OBJECTIVE: From the listing below, pull out the lines that hold "Чемальский".

= = = = = = =

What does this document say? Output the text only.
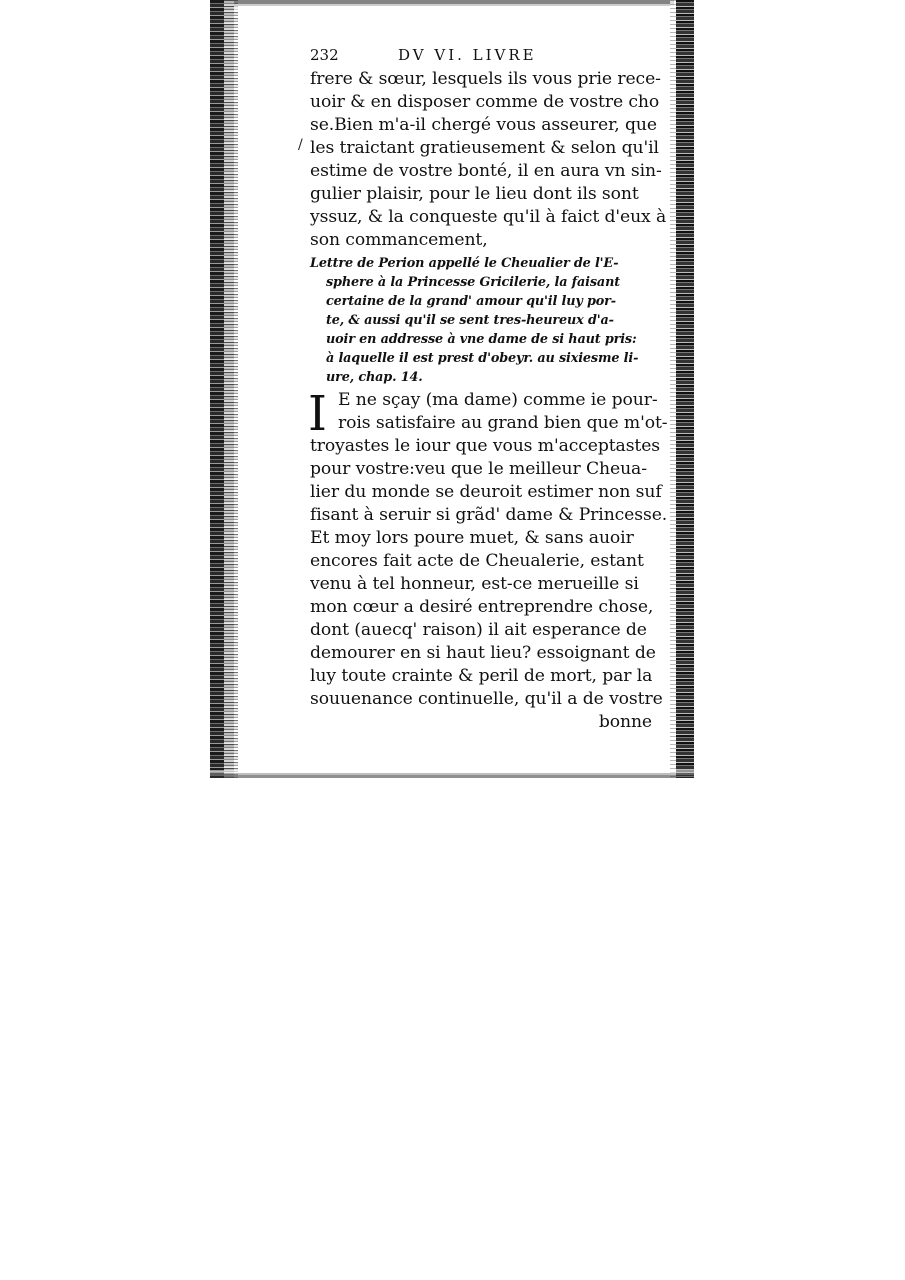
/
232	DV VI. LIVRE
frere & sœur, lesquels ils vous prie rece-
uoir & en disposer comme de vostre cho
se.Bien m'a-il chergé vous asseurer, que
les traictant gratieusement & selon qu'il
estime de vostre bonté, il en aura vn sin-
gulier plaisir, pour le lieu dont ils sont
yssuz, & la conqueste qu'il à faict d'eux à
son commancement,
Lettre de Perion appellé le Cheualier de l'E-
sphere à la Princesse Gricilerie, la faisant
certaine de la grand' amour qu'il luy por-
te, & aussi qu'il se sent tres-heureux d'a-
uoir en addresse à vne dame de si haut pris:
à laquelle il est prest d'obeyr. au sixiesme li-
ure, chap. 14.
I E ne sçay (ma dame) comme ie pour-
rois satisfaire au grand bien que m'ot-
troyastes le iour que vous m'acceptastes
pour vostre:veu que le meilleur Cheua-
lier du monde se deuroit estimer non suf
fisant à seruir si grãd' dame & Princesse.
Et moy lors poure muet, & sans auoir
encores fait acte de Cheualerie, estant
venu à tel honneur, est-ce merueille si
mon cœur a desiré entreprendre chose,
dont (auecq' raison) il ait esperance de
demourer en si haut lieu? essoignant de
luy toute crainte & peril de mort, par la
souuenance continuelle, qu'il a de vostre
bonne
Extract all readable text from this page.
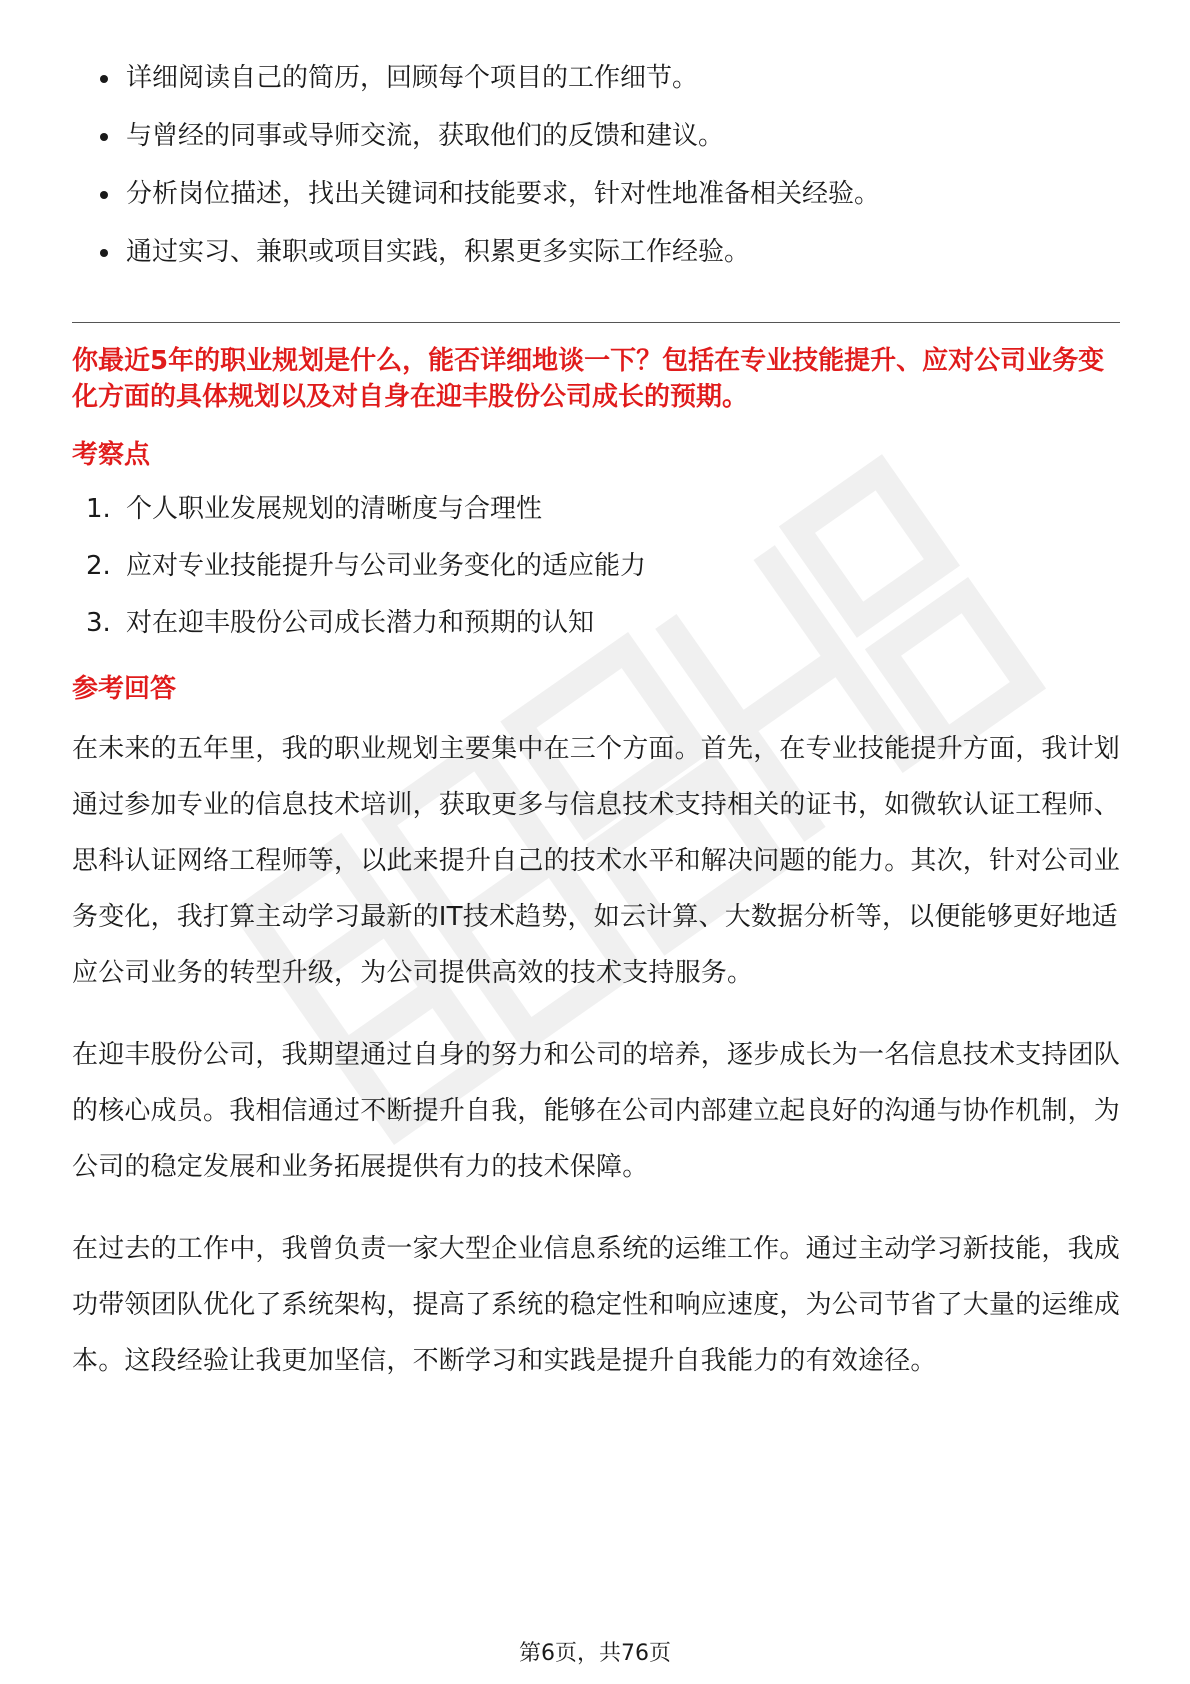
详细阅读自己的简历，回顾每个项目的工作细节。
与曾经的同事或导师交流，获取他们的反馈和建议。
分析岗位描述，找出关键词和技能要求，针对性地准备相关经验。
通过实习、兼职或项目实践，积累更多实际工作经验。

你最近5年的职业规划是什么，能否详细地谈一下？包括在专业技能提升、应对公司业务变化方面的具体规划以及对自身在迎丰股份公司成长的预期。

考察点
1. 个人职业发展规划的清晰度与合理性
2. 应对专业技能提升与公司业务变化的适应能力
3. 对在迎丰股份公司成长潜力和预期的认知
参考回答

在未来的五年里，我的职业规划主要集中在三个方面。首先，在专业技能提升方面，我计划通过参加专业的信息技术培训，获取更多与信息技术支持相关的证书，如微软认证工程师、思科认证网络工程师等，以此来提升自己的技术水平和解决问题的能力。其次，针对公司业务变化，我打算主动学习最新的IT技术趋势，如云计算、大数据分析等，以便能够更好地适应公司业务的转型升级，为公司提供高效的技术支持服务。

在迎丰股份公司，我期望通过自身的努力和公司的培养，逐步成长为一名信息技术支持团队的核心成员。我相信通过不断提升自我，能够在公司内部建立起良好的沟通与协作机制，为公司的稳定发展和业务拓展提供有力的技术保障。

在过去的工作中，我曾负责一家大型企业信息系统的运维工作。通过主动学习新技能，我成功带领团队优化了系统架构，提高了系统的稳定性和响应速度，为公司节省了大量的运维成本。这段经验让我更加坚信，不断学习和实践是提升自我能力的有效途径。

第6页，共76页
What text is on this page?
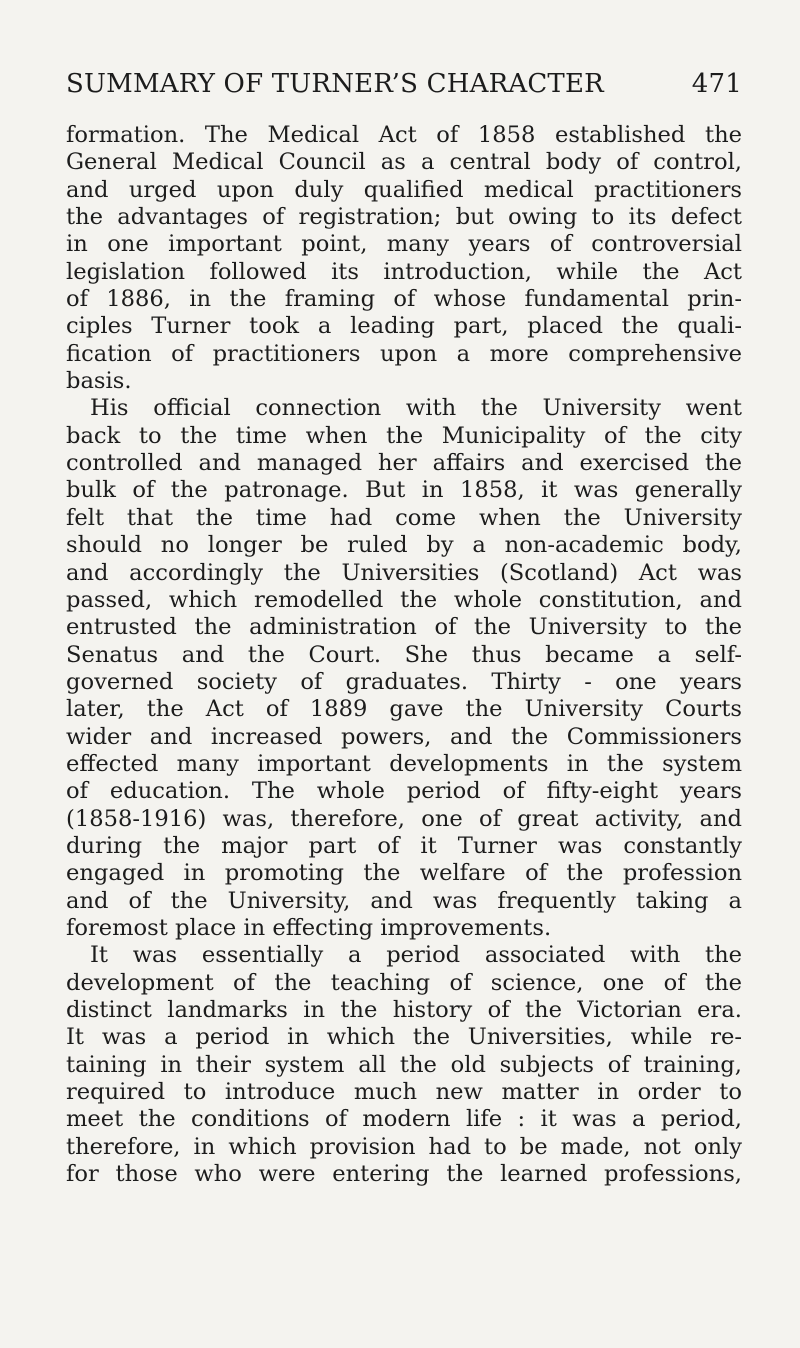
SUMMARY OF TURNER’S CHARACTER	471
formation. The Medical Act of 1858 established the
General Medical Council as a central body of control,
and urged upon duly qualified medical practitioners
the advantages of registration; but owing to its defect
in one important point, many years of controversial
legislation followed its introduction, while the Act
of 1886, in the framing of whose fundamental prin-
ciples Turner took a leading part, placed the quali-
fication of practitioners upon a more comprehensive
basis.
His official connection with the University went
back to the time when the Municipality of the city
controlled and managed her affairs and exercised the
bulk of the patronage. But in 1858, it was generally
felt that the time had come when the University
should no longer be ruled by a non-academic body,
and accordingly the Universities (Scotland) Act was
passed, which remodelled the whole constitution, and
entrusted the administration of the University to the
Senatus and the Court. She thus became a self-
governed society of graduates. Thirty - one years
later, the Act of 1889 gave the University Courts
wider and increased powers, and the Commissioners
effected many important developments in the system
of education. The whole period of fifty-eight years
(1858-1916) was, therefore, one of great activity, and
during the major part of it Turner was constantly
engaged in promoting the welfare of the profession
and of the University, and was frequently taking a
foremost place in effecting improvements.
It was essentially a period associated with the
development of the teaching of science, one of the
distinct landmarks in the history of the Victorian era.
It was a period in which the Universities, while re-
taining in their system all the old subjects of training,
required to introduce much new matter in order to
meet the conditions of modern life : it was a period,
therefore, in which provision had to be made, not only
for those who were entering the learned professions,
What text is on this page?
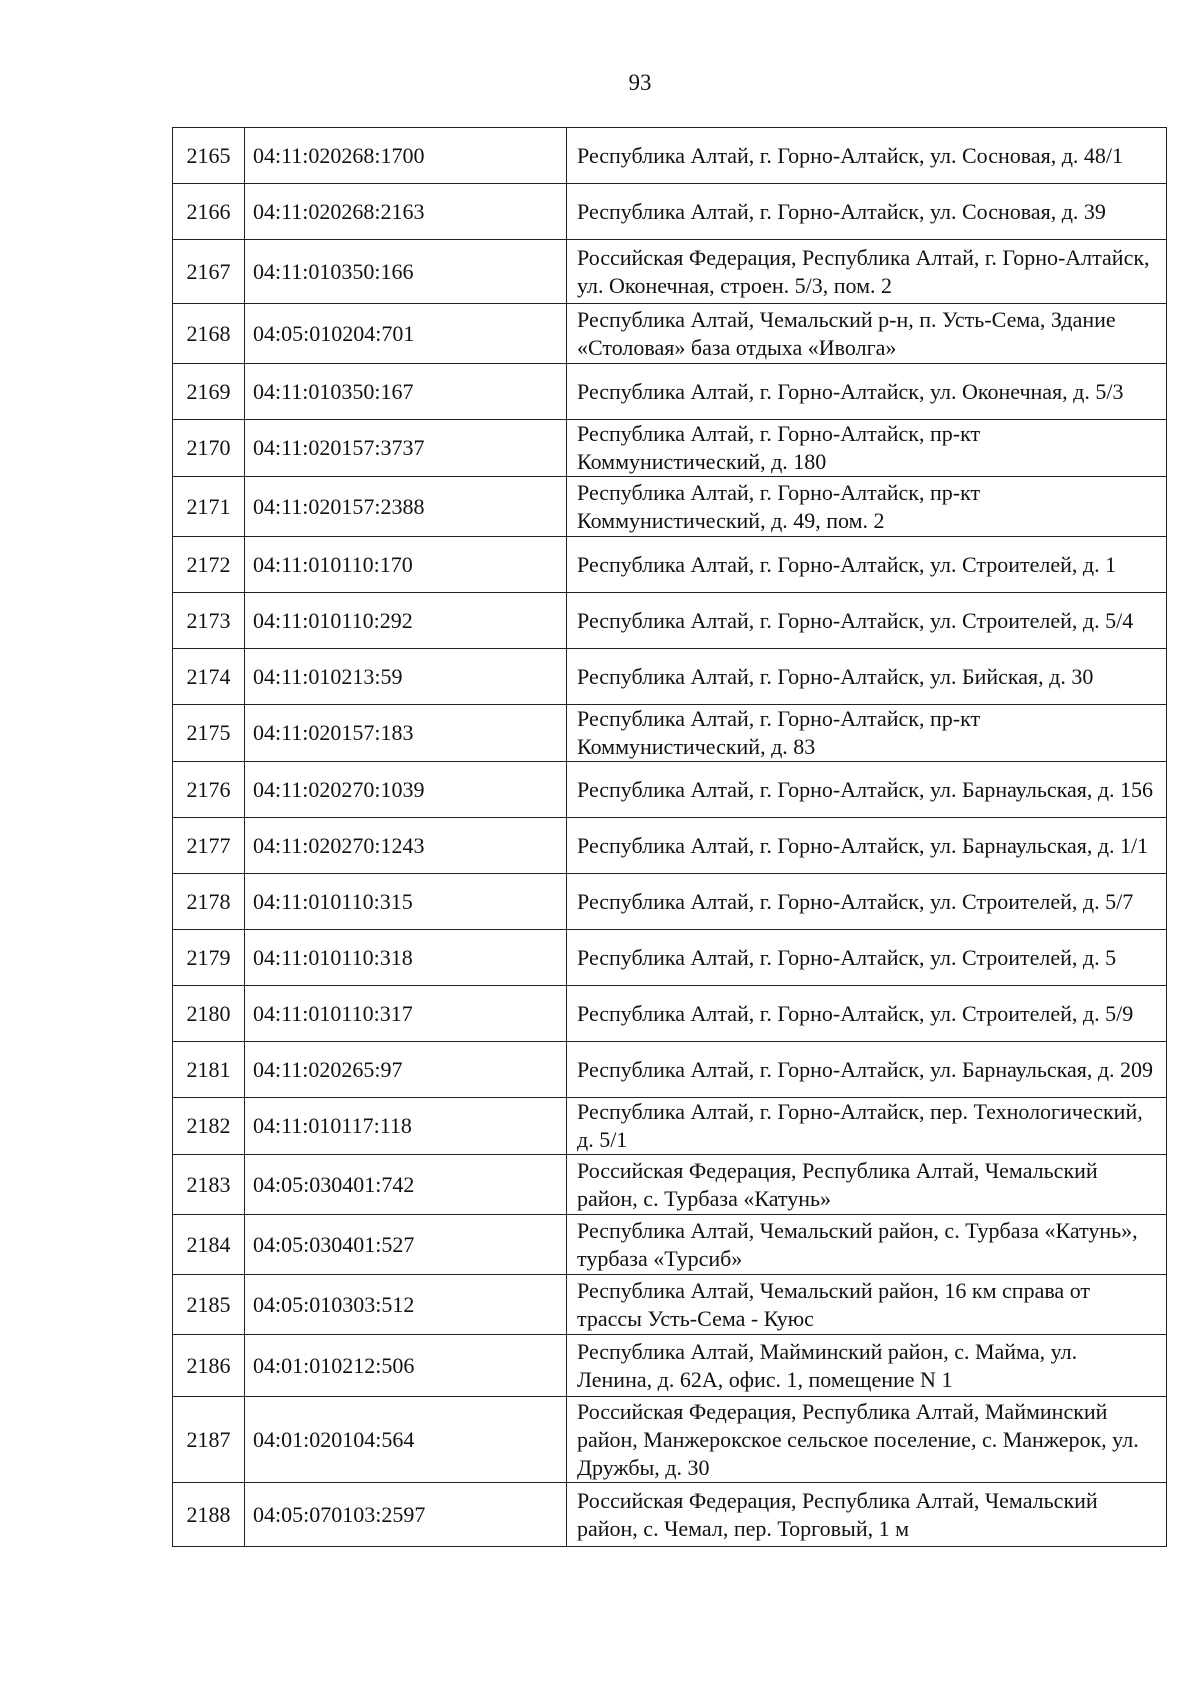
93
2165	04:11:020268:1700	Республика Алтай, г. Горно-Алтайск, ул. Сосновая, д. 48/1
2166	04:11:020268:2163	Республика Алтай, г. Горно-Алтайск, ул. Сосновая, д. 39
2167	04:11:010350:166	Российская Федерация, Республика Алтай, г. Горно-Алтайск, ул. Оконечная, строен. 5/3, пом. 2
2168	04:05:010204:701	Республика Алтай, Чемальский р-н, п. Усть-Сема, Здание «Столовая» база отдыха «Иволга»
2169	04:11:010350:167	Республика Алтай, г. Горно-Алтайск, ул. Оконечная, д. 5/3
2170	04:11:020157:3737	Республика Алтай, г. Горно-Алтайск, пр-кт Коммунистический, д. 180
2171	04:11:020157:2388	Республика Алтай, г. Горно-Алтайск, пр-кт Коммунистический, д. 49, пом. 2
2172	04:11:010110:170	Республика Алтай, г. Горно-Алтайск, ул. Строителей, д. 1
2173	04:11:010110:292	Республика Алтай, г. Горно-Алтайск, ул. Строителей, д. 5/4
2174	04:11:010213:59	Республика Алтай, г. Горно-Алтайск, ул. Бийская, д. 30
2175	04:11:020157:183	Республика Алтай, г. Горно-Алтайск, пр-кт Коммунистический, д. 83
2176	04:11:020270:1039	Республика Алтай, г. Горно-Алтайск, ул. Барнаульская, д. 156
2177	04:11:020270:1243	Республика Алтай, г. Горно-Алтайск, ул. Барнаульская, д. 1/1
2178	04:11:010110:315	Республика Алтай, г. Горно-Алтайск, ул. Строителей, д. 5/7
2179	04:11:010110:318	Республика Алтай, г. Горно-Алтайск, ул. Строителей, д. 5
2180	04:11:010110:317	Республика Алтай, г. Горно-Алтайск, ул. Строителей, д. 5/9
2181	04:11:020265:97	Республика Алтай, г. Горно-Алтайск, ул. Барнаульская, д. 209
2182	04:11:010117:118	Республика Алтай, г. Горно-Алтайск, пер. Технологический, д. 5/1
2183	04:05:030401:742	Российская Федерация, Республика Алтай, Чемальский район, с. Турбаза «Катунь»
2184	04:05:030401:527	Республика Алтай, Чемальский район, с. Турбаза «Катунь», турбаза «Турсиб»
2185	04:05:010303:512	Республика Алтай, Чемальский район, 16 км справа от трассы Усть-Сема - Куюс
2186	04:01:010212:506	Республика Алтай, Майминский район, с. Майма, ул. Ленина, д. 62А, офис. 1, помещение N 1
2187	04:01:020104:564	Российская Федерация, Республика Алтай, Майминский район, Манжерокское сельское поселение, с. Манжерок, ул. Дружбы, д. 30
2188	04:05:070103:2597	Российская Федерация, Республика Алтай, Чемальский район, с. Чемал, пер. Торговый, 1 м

= = = = = = =

FULL SOLUTION:
2168	04:05:010204:701	Республика Алтай, Чемальский р-н, п. Усть-Сема, Здание «Столовая» база отдыха «Иволга»
2183	04:05:030401:742	Российская Федерация, Республика Алтай, Чемальский район, с. Турбаза «Катунь»
2184	04:05:030401:527	Республика Алтай, Чемальский район, с. Турбаза «Катунь», турбаза «Турсиб»
2185	04:05:010303:512	Республика Алтай, Чемальский район, 16 км справа от трассы Усть-Сема - Куюс
2188	04:05:070103:2597	Российская Федерация, Республика Алтай, Чемальский район, с. Чемал, пер. Торговый, 1 м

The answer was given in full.